━━━ Record extracts ━━━

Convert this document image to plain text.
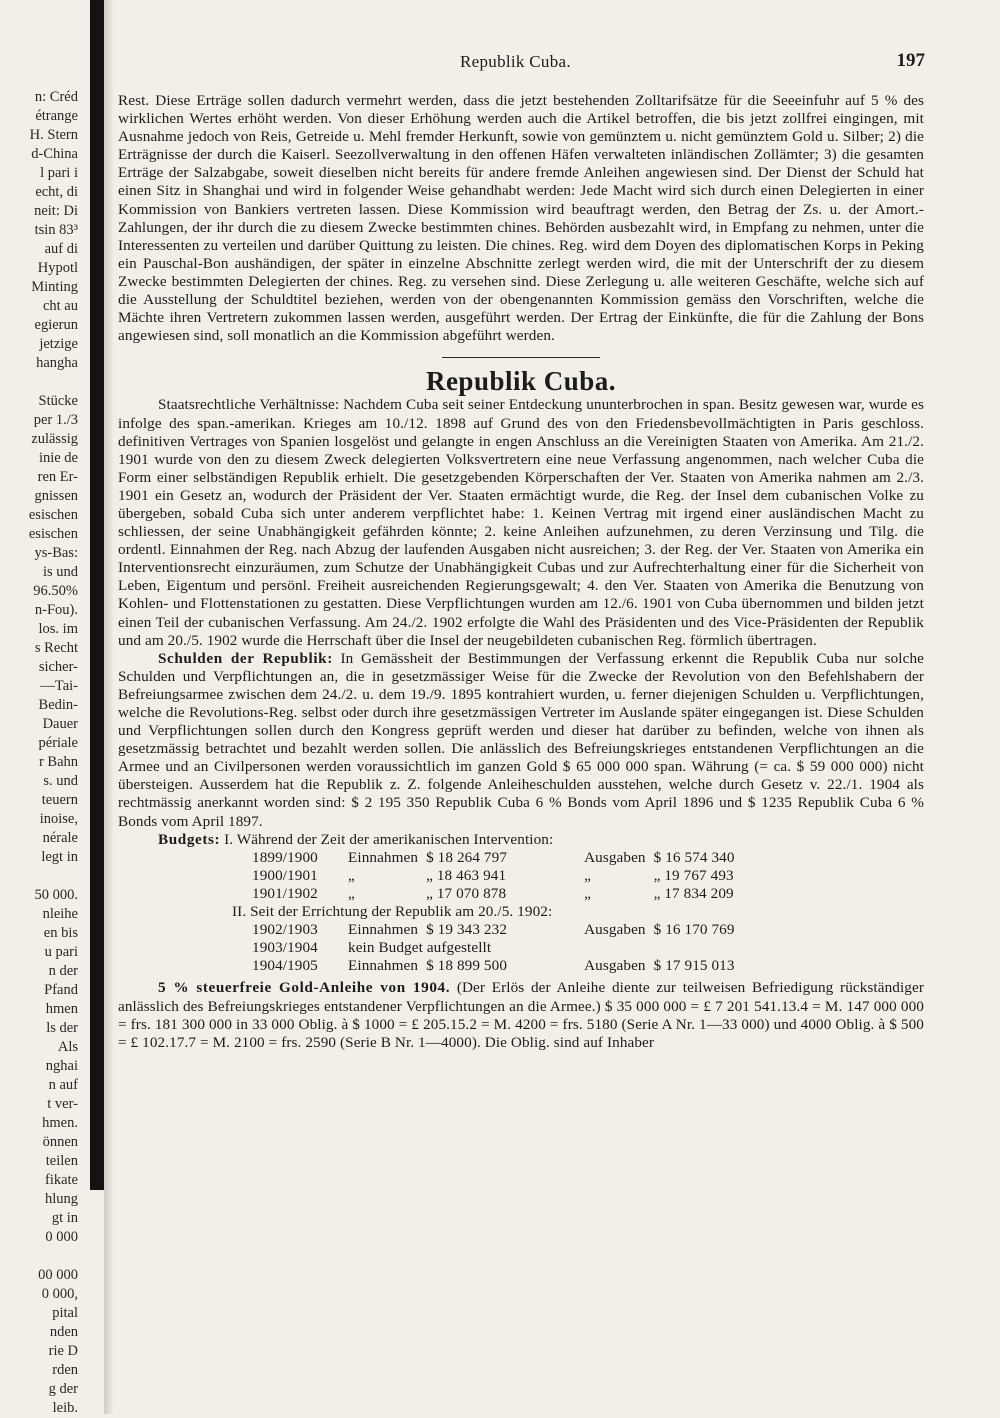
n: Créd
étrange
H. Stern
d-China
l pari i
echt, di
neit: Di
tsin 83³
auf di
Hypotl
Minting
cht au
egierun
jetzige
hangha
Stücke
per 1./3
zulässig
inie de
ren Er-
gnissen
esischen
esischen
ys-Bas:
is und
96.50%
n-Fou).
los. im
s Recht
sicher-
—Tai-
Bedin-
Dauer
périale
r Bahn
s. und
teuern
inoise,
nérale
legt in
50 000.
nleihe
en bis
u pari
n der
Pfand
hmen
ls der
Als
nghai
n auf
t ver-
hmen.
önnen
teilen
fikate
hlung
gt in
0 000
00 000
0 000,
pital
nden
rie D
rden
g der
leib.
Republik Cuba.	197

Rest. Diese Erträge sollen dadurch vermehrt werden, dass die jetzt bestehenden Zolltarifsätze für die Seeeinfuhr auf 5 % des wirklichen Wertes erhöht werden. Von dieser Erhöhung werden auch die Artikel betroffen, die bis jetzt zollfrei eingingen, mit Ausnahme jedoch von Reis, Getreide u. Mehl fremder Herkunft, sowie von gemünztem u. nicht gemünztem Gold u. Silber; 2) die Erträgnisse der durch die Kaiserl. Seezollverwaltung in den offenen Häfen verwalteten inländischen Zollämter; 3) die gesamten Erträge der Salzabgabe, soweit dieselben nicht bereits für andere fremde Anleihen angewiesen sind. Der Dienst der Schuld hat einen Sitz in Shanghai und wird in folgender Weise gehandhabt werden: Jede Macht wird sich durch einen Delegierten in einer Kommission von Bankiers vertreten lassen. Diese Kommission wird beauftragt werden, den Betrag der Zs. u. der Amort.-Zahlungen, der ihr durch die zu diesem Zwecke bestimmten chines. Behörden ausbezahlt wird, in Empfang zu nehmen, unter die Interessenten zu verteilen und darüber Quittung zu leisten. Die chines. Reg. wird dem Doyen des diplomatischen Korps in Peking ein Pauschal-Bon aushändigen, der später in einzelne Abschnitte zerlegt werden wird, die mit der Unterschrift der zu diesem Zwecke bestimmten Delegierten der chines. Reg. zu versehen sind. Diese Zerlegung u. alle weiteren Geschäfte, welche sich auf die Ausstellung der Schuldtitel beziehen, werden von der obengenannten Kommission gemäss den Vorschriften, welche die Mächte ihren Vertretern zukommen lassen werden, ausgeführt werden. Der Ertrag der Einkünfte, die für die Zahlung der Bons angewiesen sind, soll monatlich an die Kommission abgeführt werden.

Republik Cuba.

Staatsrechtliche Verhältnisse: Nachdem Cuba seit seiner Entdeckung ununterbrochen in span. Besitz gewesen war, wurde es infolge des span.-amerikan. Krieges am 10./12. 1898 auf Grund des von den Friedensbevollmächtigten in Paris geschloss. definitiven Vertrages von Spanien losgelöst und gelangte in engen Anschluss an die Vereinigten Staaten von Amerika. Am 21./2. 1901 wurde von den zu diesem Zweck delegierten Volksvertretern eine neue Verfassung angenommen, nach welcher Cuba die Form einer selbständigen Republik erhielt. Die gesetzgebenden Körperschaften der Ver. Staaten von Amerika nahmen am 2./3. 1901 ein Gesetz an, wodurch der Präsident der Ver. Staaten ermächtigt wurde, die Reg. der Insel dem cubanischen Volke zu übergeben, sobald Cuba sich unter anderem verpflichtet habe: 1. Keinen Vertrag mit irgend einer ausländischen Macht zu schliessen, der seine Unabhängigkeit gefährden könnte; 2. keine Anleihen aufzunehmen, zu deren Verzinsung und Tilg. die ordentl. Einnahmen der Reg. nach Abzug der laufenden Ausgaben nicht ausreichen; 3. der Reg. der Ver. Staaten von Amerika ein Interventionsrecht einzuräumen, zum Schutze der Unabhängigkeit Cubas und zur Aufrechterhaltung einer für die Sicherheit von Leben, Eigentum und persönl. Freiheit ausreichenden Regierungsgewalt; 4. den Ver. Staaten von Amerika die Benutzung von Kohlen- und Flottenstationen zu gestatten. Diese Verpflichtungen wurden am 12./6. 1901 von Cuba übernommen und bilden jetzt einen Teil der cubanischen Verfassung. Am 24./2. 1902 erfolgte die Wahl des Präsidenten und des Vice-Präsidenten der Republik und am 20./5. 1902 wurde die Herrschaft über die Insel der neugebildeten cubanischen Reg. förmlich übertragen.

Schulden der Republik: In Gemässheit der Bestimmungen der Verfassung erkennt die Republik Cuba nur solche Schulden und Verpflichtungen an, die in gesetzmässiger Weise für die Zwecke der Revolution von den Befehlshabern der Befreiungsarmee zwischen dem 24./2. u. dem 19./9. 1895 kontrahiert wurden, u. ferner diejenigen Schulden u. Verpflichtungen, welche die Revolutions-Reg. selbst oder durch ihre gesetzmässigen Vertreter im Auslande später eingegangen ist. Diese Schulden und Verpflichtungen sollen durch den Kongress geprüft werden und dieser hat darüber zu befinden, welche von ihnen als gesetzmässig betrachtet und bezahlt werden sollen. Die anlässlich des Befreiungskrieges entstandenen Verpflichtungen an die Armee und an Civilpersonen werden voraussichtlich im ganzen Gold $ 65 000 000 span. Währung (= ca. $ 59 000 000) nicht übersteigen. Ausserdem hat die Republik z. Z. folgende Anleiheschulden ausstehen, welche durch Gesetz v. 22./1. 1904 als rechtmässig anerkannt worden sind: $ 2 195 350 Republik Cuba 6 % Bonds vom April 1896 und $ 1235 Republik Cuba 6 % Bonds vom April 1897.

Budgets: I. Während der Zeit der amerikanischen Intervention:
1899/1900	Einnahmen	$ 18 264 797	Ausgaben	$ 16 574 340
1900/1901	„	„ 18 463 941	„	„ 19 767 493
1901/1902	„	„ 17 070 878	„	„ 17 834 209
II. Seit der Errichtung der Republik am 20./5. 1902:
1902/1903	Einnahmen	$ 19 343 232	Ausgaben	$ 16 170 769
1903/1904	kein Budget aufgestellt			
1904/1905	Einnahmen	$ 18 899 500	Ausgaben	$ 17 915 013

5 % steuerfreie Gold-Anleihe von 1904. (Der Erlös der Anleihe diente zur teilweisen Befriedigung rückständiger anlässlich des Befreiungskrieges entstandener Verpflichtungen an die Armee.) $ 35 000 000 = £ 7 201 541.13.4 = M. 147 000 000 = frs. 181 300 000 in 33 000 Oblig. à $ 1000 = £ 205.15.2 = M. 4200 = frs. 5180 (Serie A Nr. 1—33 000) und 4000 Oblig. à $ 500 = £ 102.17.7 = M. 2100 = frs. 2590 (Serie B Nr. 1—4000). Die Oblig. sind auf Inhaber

━━━

▶ _Try it_: Look through the data above. Each line containing the word "anlässlich" needs to be copied.

▶ _Answer to this task_:
Schulden der Republik: In Gemässheit der Bestimmungen der Verfassung erkennt die Republik Cuba nur solche Schulden und Verpflichtungen an, die in gesetzmässiger Weise für die Zwecke der Revolution von den Befehlshabern der Befreiungsarmee zwischen dem 24./2. u. dem 19./9. 1895 kontrahiert wurden, u. ferner diejenigen Schulden u. Verpflichtungen, welche die Revolutions-Reg. selbst oder durch ihre gesetzmässigen Vertreter im Auslande später eingegangen ist. Diese Schulden und Verpflichtungen sollen durch den Kongress geprüft werden und dieser hat darüber zu befinden, welche von ihnen als gesetzmässig betrachtet und bezahlt werden sollen. Die anlässlich des Befreiungskrieges entstandenen Verpflichtungen an die Armee und an Civilpersonen werden voraussichtlich im ganzen Gold $ 65 000 000 span. Währung (= ca. $ 59 000 000) nicht übersteigen. Ausserdem hat die Republik z. Z. folgende Anleiheschulden ausstehen, welche durch Gesetz v. 22./1. 1904 als rechtmässig anerkannt worden sind: $ 2 195 350 Republik Cuba 6 % Bonds vom April 1896 und $ 1235 Republik Cuba 6 % Bonds vom April 1897.
5 % steuerfreie Gold-Anleihe von 1904. (Der Erlös der Anleihe diente zur teilweisen Befriedigung rückständiger anlässlich des Befreiungskrieges entstandener Verpflichtungen an die Armee.) $ 35 000 000 = £ 7 201 541.13.4 = M. 147 000 000 = frs. 181 300 000 in 33 000 Oblig. à $ 1000 = £ 205.15.2 = M. 4200 = frs. 5180 (Serie A Nr. 1—33 000) und 4000 Oblig. à $ 500 = £ 102.17.7 = M. 2100 = frs. 2590 (Serie B Nr. 1—4000). Die Oblig. sind auf Inhaber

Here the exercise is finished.